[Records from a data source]

::::::

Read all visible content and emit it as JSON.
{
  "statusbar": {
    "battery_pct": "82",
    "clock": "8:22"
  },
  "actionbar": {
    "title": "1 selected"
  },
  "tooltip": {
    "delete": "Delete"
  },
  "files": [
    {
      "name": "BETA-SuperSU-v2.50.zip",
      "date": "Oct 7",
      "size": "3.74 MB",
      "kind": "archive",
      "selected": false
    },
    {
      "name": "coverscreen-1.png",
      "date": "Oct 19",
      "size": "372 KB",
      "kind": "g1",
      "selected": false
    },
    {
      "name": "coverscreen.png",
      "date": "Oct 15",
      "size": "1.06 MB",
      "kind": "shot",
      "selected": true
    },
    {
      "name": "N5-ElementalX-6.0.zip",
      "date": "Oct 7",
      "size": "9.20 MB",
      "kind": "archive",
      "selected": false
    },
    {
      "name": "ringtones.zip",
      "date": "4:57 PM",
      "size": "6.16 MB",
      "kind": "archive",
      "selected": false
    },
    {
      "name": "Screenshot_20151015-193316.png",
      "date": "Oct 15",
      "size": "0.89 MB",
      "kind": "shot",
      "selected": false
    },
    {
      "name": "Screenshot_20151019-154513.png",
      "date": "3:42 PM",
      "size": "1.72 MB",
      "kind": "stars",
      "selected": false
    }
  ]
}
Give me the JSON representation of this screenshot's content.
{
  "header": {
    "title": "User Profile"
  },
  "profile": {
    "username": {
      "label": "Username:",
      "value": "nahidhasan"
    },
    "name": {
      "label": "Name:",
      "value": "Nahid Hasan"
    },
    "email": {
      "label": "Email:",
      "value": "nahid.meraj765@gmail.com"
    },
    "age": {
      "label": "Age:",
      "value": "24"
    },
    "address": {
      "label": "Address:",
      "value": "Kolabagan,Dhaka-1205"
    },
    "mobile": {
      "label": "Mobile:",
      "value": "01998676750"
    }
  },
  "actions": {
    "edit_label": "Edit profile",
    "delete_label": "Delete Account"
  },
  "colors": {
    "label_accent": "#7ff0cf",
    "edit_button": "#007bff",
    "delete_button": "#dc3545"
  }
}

::::::

__Short problem__. Look through the entries above. Extract each line with the word "title".

__Output below__.
    "title": "1 selected"
    "title": "User Profile"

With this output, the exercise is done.